Give every line below again, exactly.
* BEGIN Exercise material *
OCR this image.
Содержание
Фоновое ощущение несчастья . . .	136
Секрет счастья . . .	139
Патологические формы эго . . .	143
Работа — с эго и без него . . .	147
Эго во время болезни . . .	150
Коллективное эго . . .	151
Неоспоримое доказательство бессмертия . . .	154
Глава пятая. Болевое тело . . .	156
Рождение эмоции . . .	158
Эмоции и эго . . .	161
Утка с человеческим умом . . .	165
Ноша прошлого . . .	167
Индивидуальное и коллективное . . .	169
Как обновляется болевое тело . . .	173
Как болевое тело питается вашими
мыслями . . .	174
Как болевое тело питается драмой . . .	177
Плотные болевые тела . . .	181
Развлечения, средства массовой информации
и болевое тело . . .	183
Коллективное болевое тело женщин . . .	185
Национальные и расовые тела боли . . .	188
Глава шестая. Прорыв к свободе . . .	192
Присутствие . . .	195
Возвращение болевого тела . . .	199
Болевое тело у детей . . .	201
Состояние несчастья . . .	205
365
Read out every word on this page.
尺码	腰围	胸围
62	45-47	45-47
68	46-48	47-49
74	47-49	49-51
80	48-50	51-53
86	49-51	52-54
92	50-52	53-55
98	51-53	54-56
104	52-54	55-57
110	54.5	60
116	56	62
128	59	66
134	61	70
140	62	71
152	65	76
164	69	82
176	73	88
* END Exercise material *
▸ **Solved problem**:
OCR this image.
Содержание
Фоновое ощущение несчастья . . .	136
Секрет счастья . . .	139
Патологические формы эго . . .	143
Работа — с эго и без него . . .	147
Эго во время болезни . . .	150
Коллективное эго . . .	151
Неоспоримое доказательство бессмертия . . .	154
Глава пятая. Болевое тело . . .	156
Рождение эмоции . . .	158
Эмоции и эго . . .	161
Утка с человеческим умом . . .	165
Ноша прошлого . . .	167
Индивидуальное и коллективное . . .	169
Как обновляется болевое тело . . .	173
Как болевое тело питается вашими
мыслями . . .	174
Как болевое тело питается драмой . . .	177
Плотные болевые тела . . .	181
Развлечения, средства массовой информации
и болевое тело . . .	183
Коллективное болевое тело женщин . . .	185
Национальные и расовые тела боли . . .	188
Глава шестая. Прорыв к свободе . . .	192
Присутствие . . .	195
Возвращение болевого тела . . .	199
Болевое тело у детей . . .	201
Состояние несчастья . . .	205
365
Read out every word on this page.
尺码	腰围	胸围
62	45-47	45-47
68	46-48	47-49
74	47-49	49-51
80	48-50	51-53
86	49-51	52-54
92	50-52	53-55
98	51-53	54-56
104	52-54	55-57
110	54.5	60
116	56	62
128	59	66
134	61	70
140	62	71
152	65	76
164	69	82
176	73	88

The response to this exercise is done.